◆ Short task ◆
Entries follow. Set all of them down as they stand.
------ Supplied records ------
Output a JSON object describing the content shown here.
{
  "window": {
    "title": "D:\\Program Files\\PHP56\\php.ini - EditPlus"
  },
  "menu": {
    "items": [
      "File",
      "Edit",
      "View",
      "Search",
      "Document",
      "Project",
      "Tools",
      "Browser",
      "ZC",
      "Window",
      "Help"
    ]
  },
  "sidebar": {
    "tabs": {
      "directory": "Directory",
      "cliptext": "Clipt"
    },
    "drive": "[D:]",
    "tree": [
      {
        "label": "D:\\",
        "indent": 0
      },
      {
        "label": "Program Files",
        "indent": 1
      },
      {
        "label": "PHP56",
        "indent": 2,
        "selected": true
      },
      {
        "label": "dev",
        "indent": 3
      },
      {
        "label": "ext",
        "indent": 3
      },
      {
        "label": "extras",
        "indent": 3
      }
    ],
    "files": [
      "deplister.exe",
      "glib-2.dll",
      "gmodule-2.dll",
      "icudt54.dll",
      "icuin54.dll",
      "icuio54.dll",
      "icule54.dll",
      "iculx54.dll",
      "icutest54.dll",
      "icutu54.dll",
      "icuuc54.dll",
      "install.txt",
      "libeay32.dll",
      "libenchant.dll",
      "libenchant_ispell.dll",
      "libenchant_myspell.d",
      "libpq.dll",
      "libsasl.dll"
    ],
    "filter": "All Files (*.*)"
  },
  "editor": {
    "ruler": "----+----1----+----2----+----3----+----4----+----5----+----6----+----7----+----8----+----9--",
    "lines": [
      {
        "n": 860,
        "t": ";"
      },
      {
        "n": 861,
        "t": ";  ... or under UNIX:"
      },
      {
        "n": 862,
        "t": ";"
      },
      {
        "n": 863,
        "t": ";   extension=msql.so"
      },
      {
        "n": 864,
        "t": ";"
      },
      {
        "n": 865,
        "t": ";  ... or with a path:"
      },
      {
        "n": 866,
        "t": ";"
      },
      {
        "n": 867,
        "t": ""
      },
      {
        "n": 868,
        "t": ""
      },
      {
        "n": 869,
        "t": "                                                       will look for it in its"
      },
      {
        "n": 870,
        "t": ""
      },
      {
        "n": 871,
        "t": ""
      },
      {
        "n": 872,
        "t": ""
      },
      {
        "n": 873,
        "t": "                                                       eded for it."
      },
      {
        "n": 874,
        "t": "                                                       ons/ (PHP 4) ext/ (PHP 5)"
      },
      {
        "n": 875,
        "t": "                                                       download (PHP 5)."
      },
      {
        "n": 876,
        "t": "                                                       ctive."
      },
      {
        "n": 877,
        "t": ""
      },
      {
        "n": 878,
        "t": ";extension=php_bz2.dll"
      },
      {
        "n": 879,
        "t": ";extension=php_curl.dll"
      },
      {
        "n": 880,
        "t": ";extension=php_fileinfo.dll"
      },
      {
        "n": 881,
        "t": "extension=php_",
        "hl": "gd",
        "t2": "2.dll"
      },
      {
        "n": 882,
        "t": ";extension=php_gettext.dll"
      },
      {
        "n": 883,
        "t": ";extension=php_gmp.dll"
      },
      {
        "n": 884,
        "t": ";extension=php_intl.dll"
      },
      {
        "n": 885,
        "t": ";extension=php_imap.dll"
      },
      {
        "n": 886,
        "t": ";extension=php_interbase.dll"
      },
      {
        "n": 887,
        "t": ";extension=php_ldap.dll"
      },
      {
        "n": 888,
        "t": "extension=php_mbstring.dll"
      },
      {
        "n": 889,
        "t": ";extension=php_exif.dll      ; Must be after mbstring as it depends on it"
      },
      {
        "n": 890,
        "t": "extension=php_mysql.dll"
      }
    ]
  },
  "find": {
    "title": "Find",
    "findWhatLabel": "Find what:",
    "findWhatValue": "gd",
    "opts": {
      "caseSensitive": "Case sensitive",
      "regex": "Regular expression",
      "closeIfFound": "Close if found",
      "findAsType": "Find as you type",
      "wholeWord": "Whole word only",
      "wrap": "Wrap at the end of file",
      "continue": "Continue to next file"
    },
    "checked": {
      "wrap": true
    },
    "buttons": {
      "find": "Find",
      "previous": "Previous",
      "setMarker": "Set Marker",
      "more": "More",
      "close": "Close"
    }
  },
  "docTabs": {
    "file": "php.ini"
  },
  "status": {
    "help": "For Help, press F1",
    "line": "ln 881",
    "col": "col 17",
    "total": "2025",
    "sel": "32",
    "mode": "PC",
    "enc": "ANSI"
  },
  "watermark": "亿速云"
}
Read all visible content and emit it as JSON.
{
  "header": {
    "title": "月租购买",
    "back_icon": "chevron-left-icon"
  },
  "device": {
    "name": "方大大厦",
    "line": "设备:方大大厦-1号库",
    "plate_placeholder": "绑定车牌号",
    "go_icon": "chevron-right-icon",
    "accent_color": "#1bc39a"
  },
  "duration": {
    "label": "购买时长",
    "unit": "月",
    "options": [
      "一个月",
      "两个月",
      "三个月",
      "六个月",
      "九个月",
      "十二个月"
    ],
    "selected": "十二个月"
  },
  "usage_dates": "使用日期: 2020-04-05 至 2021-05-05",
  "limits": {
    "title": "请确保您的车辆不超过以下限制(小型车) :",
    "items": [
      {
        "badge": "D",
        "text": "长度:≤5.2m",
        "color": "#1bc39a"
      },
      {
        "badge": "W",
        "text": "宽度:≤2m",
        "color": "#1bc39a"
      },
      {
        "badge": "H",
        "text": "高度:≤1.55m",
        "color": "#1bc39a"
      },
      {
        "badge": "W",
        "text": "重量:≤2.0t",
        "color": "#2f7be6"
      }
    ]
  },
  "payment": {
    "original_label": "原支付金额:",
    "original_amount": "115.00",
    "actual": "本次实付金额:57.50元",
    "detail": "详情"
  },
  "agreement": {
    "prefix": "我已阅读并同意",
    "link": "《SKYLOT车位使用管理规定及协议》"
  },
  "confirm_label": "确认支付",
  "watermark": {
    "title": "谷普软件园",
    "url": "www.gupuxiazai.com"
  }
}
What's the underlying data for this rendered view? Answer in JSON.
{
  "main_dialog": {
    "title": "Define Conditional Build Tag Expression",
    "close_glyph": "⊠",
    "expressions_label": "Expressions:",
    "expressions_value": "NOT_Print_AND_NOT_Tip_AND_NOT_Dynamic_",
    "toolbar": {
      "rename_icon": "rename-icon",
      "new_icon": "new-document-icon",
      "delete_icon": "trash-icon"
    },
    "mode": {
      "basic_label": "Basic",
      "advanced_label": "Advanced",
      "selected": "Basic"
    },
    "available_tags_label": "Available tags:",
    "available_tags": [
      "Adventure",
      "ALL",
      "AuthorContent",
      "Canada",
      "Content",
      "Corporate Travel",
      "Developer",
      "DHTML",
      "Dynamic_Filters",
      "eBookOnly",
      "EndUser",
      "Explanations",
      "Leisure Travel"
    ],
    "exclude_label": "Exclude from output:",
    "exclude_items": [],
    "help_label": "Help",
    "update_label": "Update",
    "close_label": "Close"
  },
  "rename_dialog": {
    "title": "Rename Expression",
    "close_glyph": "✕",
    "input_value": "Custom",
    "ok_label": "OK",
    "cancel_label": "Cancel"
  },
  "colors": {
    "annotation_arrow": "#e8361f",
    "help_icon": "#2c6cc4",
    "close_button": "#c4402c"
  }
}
------
◆ Result below ◆
Output a JSON object describing the content shown here.
{
  "window": {
    "title": "D:\\Program Files\\PHP56\\php.ini - EditPlus"
  },
  "menu": {
    "items": [
      "File",
      "Edit",
      "View",
      "Search",
      "Document",
      "Project",
      "Tools",
      "Browser",
      "ZC",
      "Window",
      "Help"
    ]
  },
  "sidebar": {
    "tabs": {
      "directory": "Directory",
      "cliptext": "Clipt"
    },
    "drive": "[D:]",
    "tree": [
      {
        "label": "D:\\",
        "indent": 0
      },
      {
        "label": "Program Files",
        "indent": 1
      },
      {
        "label": "PHP56",
        "indent": 2,
        "selected": true
      },
      {
        "label": "dev",
        "indent": 3
      },
      {
        "label": "ext",
        "indent": 3
      },
      {
        "label": "extras",
        "indent": 3
      }
    ],
    "files": [
      "deplister.exe",
      "glib-2.dll",
      "gmodule-2.dll",
      "icudt54.dll",
      "icuin54.dll",
      "icuio54.dll",
      "icule54.dll",
      "iculx54.dll",
      "icutest54.dll",
      "icutu54.dll",
      "icuuc54.dll",
      "install.txt",
      "libeay32.dll",
      "libenchant.dll",
      "libenchant_ispell.dll",
      "libenchant_myspell.d",
      "libpq.dll",
      "libsasl.dll"
    ],
    "filter": "All Files (*.*)"
  },
  "editor": {
    "ruler": "----+----1----+----2----+----3----+----4----+----5----+----6----+----7----+----8----+----9--",
    "lines": [
      {
        "n": 860,
        "t": ";"
      },
      {
        "n": 861,
        "t": ";  ... or under UNIX:"
      },
      {
        "n": 862,
        "t": ";"
      },
      {
        "n": 863,
        "t": ";   extension=msql.so"
      },
      {
        "n": 864,
        "t": ";"
      },
      {
        "n": 865,
        "t": ";  ... or with a path:"
      },
      {
        "n": 866,
        "t": ";"
      },
      {
        "n": 867,
        "t": ""
      },
      {
        "n": 868,
        "t": ""
      },
      {
        "n": 869,
        "t": "                                                       will look for it in its"
      },
      {
        "n": 870,
        "t": ""
      },
      {
        "n": 871,
        "t": ""
      },
      {
        "n": 872,
        "t": ""
      },
      {
        "n": 873,
        "t": "                                                       eded for it."
      },
      {
        "n": 874,
        "t": "                                                       ons/ (PHP 4) ext/ (PHP 5)"
      },
      {
        "n": 875,
        "t": "                                                       download (PHP 5)."
      },
      {
        "n": 876,
        "t": "                                                       ctive."
      },
      {
        "n": 877,
        "t": ""
      },
      {
        "n": 878,
        "t": ";extension=php_bz2.dll"
      },
      {
        "n": 879,
        "t": ";extension=php_curl.dll"
      },
      {
        "n": 880,
        "t": ";extension=php_fileinfo.dll"
      },
      {
        "n": 881,
        "t": "extension=php_",
        "hl": "gd",
        "t2": "2.dll"
      },
      {
        "n": 882,
        "t": ";extension=php_gettext.dll"
      },
      {
        "n": 883,
        "t": ";extension=php_gmp.dll"
      },
      {
        "n": 884,
        "t": ";extension=php_intl.dll"
      },
      {
        "n": 885,
        "t": ";extension=php_imap.dll"
      },
      {
        "n": 886,
        "t": ";extension=php_interbase.dll"
      },
      {
        "n": 887,
        "t": ";extension=php_ldap.dll"
      },
      {
        "n": 888,
        "t": "extension=php_mbstring.dll"
      },
      {
        "n": 889,
        "t": ";extension=php_exif.dll      ; Must be after mbstring as it depends on it"
      },
      {
        "n": 890,
        "t": "extension=php_mysql.dll"
      }
    ]
  },
  "find": {
    "title": "Find",
    "findWhatLabel": "Find what:",
    "findWhatValue": "gd",
    "opts": {
      "caseSensitive": "Case sensitive",
      "regex": "Regular expression",
      "closeIfFound": "Close if found",
      "findAsType": "Find as you type",
      "wholeWord": "Whole word only",
      "wrap": "Wrap at the end of file",
      "continue": "Continue to next file"
    },
    "checked": {
      "wrap": true
    },
    "buttons": {
      "find": "Find",
      "previous": "Previous",
      "setMarker": "Set Marker",
      "more": "More",
      "close": "Close"
    }
  },
  "docTabs": {
    "file": "php.ini"
  },
  "status": {
    "help": "For Help, press F1",
    "line": "ln 881",
    "col": "col 17",
    "total": "2025",
    "sel": "32",
    "mode": "PC",
    "enc": "ANSI"
  },
  "watermark": "亿速云"
}
Read all visible content and emit it as JSON.
{
  "header": {
    "title": "月租购买",
    "back_icon": "chevron-left-icon"
  },
  "device": {
    "name": "方大大厦",
    "line": "设备:方大大厦-1号库",
    "plate_placeholder": "绑定车牌号",
    "go_icon": "chevron-right-icon",
    "accent_color": "#1bc39a"
  },
  "duration": {
    "label": "购买时长",
    "unit": "月",
    "options": [
      "一个月",
      "两个月",
      "三个月",
      "六个月",
      "九个月",
      "十二个月"
    ],
    "selected": "十二个月"
  },
  "usage_dates": "使用日期: 2020-04-05 至 2021-05-05",
  "limits": {
    "title": "请确保您的车辆不超过以下限制(小型车) :",
    "items": [
      {
        "badge": "D",
        "text": "长度:≤5.2m",
        "color": "#1bc39a"
      },
      {
        "badge": "W",
        "text": "宽度:≤2m",
        "color": "#1bc39a"
      },
      {
        "badge": "H",
        "text": "高度:≤1.55m",
        "color": "#1bc39a"
      },
      {
        "badge": "W",
        "text": "重量:≤2.0t",
        "color": "#2f7be6"
      }
    ]
  },
  "payment": {
    "original_label": "原支付金额:",
    "original_amount": "115.00",
    "actual": "本次实付金额:57.50元",
    "detail": "详情"
  },
  "agreement": {
    "prefix": "我已阅读并同意",
    "link": "《SKYLOT车位使用管理规定及协议》"
  },
  "confirm_label": "确认支付",
  "watermark": {
    "title": "谷普软件园",
    "url": "www.gupuxiazai.com"
  }
}
What's the underlying data for this rendered view? Answer in JSON.
{
  "main_dialog": {
    "title": "Define Conditional Build Tag Expression",
    "close_glyph": "⊠",
    "expressions_label": "Expressions:",
    "expressions_value": "NOT_Print_AND_NOT_Tip_AND_NOT_Dynamic_",
    "toolbar": {
      "rename_icon": "rename-icon",
      "new_icon": "new-document-icon",
      "delete_icon": "trash-icon"
    },
    "mode": {
      "basic_label": "Basic",
      "advanced_label": "Advanced",
      "selected": "Basic"
    },
    "available_tags_label": "Available tags:",
    "available_tags": [
      "Adventure",
      "ALL",
      "AuthorContent",
      "Canada",
      "Content",
      "Corporate Travel",
      "Developer",
      "DHTML",
      "Dynamic_Filters",
      "eBookOnly",
      "EndUser",
      "Explanations",
      "Leisure Travel"
    ],
    "exclude_label": "Exclude from output:",
    "exclude_items": [],
    "help_label": "Help",
    "update_label": "Update",
    "close_label": "Close"
  },
  "rename_dialog": {
    "title": "Rename Expression",
    "close_glyph": "✕",
    "input_value": "Custom",
    "ok_label": "OK",
    "cancel_label": "Cancel"
  },
  "colors": {
    "annotation_arrow": "#e8361f",
    "help_icon": "#2c6cc4",
    "close_button": "#c4402c"
  }
}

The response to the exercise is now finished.